→ What is expected: From the forum thread below, copy word for word the stretch from "I'm sure once" through "depression as well.".

→ Exercise passage:
# # # # # # #

I'm sure once you get your 1st cuddles with baby it will feel better. If not always make sure you talk to your care provider about it cause I'd say you'd be at risk of post natal depression as well.
Congrats on your healthy little boy I do hope he brings you so much joy. :hugs:


----------



## MonyMony

It can be a shock for sure to get pregnant on the first try. That was me with my first son. And I did want a daughter first too. But as soon as I held him, all worries and regrets faded away and I knew I had this amazing awesome responsibility. And then reality hit about two weeks later. It was damn hard work being a parent!! I don't think I stopped questioning whether I did the right thing until my son was about seven...

Don't get me wrong. I loved my son the whole time. I never regretted having HIM. I just regretted not giving myself more time to myself. But you know, since then, I've seen my family members and friends regret not having kids sooner. And now they have fertility problems or they're divorced and don't have a mate to share in the responsibility and are so scared and sad they will never have children. I feel so very lucky I have what I have. 

Also, what you describe sounds like prenatal depression. It's more common than you think. I suffered from it, and I think you probably need to see a psychiatrist who can monitor your moods, make sure you don't ultimately need meds, which are much less dangerous the farther you are into pregnancy. Mine said she had never had any adverse outcomes with pregnant patients. But even before that, you can see a psychotherapist who can help.

The main thing I'd like to say is--it gets better. And life involves choices. Just because you made this choice doesn't mean your life is over. It will be different, and different good along with the bad. I heard a saying once: "It's hard to be married. It's hard not to married." I think that perfectly describes your situation. It's hard to live life and all is not perfect or ideal most of the time.

# # # # # # #

→ Provided data:
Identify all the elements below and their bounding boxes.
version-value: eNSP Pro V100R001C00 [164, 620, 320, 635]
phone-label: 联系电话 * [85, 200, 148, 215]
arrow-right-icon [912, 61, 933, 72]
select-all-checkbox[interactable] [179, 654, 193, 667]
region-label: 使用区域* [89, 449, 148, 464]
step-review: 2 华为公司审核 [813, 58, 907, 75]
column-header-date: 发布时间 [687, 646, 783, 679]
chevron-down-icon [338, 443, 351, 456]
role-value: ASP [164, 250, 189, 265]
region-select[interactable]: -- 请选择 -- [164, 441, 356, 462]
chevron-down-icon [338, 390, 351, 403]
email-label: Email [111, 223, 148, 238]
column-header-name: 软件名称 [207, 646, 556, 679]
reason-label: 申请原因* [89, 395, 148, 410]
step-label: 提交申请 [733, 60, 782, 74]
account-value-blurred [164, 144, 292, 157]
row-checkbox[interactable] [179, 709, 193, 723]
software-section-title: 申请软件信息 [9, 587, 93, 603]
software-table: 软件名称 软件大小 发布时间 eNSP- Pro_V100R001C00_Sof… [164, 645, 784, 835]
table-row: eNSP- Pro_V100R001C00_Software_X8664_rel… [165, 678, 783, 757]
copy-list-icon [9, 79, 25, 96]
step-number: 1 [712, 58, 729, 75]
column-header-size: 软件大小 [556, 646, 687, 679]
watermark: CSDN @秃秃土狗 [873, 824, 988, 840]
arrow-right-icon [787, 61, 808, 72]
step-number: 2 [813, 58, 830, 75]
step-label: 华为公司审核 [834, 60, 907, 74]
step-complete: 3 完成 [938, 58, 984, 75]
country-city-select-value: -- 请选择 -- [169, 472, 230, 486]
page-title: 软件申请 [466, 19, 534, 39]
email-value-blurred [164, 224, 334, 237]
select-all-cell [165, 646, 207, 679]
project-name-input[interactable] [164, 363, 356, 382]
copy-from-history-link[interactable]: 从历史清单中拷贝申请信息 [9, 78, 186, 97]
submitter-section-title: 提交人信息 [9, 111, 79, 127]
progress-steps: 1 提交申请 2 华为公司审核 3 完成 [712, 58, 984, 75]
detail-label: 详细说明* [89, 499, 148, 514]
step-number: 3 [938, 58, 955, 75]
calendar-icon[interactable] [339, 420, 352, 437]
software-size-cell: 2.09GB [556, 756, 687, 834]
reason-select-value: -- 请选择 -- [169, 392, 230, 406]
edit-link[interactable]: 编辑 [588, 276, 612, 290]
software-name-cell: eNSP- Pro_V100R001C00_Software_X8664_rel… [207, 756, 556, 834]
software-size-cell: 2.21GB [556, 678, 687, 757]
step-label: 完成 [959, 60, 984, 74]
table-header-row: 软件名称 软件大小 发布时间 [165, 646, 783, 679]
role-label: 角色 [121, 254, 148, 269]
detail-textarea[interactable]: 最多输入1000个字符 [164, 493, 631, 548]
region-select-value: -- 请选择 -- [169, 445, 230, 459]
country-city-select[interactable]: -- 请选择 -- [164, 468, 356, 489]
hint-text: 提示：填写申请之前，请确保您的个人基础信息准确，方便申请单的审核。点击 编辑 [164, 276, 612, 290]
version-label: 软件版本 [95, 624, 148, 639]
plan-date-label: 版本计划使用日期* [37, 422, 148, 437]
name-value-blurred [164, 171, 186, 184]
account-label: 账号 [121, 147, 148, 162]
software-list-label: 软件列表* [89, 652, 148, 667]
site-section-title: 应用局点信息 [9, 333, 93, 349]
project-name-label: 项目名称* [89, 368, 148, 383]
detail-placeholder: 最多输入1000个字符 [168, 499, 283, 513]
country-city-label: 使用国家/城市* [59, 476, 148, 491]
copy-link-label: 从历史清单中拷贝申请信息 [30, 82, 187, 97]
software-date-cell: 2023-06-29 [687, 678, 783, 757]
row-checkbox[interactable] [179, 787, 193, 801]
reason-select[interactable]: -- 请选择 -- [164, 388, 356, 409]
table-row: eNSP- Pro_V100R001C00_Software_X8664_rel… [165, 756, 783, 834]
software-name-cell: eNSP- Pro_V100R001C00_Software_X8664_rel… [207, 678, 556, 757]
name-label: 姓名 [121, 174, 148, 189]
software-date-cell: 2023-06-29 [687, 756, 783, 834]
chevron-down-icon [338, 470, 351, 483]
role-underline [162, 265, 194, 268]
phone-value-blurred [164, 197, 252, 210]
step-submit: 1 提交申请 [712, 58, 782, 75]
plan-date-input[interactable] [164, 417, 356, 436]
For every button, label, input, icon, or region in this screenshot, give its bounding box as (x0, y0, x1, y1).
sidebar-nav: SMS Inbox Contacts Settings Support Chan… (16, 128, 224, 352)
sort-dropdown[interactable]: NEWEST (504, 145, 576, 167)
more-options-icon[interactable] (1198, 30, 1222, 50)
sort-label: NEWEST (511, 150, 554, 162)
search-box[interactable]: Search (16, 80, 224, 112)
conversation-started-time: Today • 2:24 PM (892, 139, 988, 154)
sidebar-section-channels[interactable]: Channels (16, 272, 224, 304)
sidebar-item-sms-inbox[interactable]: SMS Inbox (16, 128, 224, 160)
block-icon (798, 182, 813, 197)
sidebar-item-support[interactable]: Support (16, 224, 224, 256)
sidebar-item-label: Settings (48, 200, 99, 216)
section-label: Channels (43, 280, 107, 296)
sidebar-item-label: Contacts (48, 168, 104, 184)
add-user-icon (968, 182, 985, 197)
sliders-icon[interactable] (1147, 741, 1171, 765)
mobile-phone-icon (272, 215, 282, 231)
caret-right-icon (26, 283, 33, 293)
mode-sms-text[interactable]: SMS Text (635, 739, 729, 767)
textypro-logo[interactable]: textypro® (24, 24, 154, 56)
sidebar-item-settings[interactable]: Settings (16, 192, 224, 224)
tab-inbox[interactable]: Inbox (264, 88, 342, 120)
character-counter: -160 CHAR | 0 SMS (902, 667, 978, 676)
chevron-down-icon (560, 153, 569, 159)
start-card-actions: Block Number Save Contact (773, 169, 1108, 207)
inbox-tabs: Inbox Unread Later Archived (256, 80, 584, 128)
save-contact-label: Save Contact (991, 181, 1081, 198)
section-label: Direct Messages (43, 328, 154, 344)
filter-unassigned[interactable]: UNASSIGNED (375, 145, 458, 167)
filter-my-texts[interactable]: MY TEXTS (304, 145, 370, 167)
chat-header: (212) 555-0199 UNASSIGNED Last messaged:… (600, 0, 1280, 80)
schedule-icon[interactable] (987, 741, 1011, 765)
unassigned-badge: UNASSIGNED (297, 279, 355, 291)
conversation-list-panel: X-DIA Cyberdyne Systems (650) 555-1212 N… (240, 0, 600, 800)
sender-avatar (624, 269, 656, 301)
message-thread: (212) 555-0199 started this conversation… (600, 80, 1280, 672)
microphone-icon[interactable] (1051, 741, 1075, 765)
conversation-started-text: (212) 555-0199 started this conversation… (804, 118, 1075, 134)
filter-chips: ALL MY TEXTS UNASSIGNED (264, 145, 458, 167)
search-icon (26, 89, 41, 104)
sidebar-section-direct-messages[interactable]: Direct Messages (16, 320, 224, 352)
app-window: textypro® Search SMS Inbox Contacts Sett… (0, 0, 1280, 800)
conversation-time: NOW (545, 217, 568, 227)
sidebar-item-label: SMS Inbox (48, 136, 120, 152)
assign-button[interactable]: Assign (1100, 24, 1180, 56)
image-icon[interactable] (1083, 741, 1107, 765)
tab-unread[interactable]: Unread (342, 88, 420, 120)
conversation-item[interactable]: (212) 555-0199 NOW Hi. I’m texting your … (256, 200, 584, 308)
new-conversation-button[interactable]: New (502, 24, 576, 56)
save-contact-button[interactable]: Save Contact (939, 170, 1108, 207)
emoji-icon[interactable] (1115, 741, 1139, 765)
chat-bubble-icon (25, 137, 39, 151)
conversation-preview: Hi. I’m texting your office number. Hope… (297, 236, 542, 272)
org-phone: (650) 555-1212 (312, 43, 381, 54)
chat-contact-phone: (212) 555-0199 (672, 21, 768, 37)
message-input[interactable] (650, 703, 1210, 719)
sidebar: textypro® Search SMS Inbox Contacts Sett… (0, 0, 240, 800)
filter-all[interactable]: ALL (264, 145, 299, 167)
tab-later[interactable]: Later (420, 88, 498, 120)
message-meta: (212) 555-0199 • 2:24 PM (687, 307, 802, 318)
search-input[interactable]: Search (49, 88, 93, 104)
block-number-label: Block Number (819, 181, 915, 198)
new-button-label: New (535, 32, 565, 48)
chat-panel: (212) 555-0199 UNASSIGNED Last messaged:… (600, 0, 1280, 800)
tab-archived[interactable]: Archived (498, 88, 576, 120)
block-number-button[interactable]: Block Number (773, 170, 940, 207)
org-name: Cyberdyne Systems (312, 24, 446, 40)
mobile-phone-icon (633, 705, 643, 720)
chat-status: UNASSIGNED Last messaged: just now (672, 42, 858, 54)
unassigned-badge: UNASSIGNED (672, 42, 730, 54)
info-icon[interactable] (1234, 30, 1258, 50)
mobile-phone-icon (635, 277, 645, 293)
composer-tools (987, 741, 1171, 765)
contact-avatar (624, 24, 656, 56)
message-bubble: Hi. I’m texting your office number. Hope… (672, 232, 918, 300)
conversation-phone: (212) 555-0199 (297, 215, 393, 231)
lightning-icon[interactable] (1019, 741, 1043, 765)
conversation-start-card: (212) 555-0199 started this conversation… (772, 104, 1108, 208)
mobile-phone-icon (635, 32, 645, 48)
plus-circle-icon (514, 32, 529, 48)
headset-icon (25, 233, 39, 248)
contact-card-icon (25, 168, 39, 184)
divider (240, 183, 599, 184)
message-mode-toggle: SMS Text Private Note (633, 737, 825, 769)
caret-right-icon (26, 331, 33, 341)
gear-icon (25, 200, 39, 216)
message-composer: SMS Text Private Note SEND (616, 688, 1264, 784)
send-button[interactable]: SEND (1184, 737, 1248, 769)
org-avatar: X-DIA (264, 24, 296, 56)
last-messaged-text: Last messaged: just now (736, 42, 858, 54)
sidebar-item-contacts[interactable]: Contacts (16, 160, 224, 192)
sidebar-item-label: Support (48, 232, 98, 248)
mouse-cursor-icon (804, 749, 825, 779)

# # # # # # #

→ Result of the exercise:
I'm sure once you get your 1st cuddles with baby it will feel better. If not always make sure you talk to your care provider about it cause I'd say you'd be at risk of post natal depression as well.